## begin

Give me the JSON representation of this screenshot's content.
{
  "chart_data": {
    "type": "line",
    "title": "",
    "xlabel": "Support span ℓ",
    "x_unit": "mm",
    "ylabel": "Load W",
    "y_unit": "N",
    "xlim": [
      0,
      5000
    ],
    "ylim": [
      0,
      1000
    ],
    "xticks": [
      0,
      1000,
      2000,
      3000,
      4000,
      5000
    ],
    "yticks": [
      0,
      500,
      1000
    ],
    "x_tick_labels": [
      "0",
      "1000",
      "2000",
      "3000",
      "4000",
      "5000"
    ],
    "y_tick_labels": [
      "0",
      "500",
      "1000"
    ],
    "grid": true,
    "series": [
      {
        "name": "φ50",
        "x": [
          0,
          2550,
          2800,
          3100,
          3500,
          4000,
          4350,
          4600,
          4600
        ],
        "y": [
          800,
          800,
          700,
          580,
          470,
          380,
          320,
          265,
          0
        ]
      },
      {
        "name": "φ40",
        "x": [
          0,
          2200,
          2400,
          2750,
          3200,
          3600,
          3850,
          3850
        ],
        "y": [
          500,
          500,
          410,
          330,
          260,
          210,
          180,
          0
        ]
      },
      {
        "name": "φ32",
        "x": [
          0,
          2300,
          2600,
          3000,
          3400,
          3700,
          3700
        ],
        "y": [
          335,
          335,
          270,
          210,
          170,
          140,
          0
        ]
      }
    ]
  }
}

## end
## begin

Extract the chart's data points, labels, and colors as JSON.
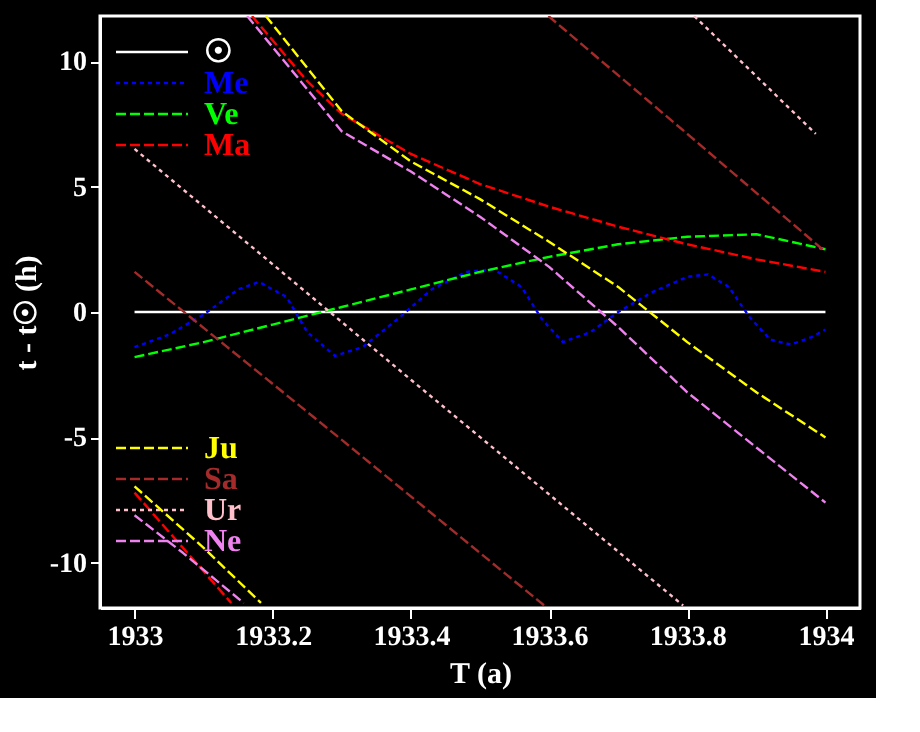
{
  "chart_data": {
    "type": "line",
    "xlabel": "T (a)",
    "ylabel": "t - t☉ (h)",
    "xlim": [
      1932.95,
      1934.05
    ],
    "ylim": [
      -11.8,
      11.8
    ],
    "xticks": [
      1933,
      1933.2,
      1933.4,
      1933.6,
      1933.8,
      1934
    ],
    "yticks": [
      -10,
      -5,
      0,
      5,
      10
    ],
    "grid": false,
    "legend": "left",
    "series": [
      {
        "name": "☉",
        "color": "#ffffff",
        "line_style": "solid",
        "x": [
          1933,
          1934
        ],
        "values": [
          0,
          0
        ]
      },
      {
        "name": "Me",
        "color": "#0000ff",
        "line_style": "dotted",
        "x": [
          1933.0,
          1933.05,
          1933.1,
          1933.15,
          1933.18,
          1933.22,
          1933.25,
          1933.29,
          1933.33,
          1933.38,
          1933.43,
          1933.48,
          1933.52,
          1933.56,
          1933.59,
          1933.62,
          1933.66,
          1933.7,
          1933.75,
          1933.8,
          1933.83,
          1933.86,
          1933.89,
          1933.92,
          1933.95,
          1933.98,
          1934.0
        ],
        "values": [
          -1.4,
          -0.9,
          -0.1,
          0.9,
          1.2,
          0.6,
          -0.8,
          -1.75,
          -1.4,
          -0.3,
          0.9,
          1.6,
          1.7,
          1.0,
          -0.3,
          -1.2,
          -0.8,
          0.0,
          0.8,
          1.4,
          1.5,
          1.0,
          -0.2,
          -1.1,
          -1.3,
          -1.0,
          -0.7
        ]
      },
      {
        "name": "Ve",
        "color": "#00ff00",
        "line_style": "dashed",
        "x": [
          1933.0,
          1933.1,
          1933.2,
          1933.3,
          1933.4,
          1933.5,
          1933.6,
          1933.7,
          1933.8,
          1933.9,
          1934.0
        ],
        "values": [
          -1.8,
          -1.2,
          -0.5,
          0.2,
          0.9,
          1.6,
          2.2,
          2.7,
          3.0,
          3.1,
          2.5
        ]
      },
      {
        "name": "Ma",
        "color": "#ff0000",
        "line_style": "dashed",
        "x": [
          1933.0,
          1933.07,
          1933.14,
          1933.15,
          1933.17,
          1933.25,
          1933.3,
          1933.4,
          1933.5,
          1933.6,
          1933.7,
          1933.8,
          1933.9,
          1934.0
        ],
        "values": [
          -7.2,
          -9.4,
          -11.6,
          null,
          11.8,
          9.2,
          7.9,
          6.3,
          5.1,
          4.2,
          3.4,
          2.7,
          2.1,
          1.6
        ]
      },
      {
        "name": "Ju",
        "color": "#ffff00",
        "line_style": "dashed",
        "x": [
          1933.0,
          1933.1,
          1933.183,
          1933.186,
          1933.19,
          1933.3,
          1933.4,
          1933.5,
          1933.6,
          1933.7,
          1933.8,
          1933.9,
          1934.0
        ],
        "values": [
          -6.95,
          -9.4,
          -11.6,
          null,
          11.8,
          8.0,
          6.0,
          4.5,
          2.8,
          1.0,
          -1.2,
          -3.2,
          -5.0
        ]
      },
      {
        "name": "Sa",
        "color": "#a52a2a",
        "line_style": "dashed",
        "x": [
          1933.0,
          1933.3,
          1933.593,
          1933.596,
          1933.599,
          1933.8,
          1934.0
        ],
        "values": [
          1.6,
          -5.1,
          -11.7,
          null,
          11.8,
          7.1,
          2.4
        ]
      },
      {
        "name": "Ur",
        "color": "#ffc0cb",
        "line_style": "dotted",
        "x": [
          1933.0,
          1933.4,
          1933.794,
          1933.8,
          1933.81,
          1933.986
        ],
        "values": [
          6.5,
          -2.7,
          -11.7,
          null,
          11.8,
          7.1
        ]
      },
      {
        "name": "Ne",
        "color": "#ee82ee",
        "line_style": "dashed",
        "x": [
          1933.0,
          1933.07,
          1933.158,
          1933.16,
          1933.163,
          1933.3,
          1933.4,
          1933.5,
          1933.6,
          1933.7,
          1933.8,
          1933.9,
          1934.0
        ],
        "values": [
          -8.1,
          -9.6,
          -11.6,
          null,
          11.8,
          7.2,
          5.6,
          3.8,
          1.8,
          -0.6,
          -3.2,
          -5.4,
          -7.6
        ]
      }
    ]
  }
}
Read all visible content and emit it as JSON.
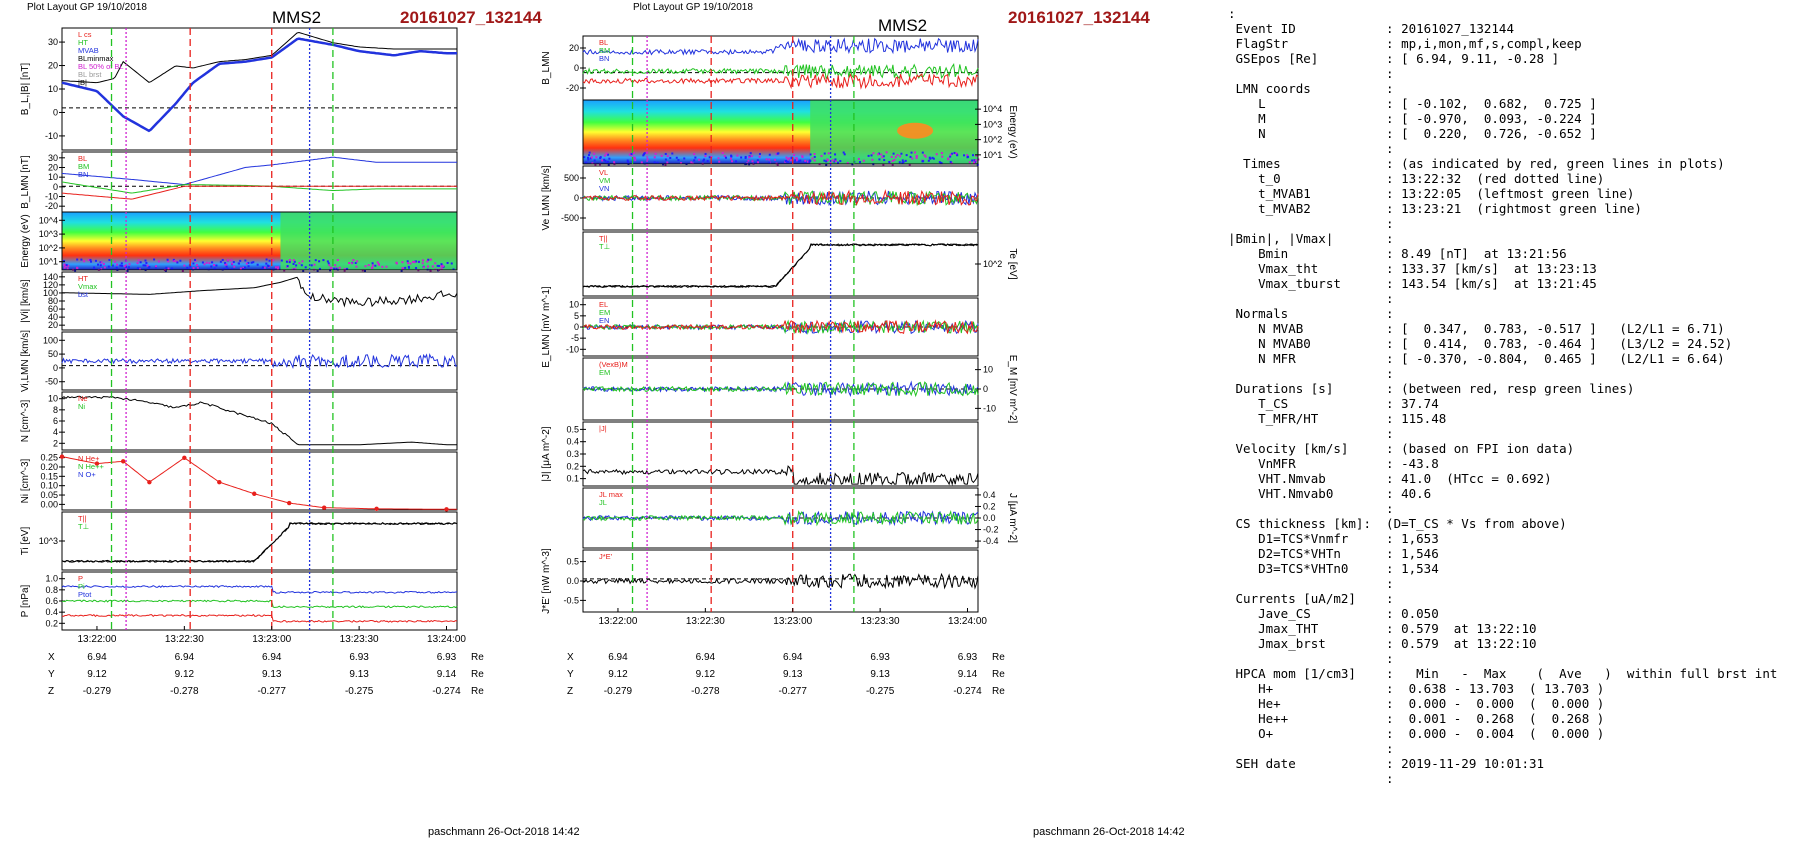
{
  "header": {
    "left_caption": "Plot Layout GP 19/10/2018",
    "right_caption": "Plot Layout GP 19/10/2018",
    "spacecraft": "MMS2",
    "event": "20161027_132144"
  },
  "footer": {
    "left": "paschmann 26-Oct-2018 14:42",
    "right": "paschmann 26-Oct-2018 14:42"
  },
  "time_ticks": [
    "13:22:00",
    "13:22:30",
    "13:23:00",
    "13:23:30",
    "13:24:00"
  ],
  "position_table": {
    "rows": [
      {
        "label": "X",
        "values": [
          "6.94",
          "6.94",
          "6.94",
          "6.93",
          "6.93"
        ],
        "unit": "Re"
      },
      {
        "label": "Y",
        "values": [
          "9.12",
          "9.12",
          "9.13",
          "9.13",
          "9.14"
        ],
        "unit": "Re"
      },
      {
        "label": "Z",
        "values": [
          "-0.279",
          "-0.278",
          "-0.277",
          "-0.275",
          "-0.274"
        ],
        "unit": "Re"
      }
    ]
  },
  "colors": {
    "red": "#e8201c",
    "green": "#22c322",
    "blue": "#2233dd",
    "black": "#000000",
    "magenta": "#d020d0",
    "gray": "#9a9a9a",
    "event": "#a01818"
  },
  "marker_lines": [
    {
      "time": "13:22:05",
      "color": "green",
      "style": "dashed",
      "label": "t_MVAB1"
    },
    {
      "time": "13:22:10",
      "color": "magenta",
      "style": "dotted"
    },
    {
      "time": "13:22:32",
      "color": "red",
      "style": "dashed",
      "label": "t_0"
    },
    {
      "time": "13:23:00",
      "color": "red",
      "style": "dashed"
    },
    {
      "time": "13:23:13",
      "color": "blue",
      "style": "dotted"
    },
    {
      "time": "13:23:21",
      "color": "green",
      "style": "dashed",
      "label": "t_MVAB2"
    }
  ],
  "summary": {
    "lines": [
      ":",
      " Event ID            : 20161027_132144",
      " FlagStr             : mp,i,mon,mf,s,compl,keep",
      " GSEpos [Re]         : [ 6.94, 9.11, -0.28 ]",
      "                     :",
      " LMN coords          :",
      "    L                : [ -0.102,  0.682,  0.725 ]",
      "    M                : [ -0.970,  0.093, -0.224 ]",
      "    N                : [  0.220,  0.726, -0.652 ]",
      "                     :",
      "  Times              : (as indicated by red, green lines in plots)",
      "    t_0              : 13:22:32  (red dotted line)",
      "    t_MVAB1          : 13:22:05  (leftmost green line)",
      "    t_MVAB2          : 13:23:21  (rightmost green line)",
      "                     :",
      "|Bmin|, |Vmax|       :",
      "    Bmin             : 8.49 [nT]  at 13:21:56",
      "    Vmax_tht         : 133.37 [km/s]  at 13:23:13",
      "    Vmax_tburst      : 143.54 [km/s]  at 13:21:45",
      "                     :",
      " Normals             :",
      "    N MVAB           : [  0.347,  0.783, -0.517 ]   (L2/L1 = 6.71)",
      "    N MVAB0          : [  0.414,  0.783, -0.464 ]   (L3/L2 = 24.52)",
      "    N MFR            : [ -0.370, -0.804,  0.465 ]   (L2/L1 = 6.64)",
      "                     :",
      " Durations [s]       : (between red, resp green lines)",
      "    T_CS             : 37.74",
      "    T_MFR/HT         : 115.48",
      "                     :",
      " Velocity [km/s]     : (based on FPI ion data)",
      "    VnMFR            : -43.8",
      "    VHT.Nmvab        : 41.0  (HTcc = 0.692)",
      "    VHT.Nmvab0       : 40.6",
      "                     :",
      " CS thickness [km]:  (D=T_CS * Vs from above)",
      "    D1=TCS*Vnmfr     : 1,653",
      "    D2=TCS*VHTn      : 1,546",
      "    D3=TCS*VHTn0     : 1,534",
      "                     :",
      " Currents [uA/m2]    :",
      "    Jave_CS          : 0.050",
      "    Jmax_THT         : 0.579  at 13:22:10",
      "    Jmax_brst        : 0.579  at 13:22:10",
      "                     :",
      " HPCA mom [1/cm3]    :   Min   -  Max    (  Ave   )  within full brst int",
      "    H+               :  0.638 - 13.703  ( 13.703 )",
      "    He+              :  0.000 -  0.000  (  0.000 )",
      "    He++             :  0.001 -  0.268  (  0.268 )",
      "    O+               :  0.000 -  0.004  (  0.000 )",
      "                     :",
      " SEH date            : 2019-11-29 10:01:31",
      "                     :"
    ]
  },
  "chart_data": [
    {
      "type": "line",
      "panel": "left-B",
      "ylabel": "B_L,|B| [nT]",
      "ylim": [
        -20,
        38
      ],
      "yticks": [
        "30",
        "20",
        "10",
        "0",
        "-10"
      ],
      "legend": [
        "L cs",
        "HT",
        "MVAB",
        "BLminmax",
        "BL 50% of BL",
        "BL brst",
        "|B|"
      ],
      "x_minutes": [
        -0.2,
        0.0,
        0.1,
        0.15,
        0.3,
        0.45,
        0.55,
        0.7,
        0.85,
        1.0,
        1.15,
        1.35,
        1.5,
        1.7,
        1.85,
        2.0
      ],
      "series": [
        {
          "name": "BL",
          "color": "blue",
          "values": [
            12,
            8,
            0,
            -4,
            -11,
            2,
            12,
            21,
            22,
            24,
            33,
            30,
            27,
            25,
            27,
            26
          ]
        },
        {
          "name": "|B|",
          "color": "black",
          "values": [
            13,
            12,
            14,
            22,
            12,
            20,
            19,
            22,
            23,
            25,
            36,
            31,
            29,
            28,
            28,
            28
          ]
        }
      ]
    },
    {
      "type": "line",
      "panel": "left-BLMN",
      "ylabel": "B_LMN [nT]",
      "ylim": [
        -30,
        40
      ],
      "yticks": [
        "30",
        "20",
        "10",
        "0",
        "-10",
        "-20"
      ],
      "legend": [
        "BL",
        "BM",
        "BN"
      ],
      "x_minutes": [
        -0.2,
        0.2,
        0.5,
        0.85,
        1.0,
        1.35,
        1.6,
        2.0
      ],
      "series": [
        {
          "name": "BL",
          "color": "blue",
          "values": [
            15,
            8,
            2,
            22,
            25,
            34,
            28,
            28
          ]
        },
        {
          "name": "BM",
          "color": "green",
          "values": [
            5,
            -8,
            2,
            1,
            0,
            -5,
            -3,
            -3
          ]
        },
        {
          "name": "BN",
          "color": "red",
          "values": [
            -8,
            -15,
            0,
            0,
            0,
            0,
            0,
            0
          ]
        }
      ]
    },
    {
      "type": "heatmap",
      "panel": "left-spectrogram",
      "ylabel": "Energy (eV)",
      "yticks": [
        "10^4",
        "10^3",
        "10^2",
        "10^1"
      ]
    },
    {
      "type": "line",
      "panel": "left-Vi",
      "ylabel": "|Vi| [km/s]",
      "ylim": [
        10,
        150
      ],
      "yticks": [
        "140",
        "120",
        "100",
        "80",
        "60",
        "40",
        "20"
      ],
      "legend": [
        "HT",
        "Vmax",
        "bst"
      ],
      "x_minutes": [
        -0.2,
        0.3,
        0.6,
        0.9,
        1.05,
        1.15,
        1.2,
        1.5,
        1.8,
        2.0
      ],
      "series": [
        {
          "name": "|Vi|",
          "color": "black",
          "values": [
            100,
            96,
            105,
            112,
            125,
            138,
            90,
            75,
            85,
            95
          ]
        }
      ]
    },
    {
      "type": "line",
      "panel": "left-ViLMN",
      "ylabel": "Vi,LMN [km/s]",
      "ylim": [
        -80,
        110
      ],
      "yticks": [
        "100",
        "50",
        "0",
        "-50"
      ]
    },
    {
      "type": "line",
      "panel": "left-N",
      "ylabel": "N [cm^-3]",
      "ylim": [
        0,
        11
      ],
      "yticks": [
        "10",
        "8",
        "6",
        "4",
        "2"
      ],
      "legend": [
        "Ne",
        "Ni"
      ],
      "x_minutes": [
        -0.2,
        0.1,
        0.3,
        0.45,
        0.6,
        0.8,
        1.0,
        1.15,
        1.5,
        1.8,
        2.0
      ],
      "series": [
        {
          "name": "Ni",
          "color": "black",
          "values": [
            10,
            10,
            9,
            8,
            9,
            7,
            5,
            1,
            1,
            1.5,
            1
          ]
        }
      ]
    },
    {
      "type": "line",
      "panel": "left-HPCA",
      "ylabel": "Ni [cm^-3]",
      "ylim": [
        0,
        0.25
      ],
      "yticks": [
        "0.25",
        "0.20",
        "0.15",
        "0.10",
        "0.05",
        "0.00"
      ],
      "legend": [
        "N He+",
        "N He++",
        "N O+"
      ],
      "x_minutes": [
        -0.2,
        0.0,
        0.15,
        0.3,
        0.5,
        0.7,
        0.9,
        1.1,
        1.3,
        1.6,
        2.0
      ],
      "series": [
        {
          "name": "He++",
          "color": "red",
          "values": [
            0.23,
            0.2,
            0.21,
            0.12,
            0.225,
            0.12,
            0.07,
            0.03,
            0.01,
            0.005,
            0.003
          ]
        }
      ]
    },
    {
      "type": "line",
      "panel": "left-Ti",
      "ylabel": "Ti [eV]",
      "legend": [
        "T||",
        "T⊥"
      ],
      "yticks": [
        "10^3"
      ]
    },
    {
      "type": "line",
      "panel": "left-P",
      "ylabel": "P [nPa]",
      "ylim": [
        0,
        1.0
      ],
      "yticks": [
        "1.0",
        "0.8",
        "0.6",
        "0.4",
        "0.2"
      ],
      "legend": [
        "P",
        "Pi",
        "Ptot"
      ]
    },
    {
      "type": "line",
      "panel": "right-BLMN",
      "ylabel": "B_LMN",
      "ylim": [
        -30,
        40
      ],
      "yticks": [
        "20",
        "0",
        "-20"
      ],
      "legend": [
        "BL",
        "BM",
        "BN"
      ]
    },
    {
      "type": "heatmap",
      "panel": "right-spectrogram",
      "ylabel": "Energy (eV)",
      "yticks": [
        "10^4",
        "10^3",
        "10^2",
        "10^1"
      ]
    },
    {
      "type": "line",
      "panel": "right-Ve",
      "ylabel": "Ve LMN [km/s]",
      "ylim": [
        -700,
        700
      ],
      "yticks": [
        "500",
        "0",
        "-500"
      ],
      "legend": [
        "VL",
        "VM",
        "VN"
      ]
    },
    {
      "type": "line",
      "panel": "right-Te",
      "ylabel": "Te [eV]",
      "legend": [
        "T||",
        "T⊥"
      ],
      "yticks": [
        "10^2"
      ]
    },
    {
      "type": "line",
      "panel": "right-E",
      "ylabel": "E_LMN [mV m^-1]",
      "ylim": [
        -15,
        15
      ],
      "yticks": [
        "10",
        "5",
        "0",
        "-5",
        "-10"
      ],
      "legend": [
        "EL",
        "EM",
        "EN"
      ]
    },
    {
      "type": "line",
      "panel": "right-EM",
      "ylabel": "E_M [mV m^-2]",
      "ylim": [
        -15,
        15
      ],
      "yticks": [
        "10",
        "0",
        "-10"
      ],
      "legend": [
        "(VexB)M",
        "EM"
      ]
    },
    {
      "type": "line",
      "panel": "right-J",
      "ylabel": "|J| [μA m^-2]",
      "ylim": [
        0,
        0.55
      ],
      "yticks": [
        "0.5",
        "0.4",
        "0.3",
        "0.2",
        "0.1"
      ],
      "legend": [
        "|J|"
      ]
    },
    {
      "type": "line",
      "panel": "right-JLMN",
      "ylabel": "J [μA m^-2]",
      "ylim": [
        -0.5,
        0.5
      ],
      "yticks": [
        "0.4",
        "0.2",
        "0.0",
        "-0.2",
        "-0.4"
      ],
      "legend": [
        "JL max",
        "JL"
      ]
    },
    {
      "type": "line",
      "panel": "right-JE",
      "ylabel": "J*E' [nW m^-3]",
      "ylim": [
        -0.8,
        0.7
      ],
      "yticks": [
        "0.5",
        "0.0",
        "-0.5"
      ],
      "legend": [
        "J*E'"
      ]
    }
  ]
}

## end

— Work instructions —
Copy out every line of the listing that includes the string "JSON".

— Correct result —
Give me the JSON representation of this screenshot's content.
Extract the chart's data points, labels, and colors as JSON.
Read all visible content and emit it as JSON.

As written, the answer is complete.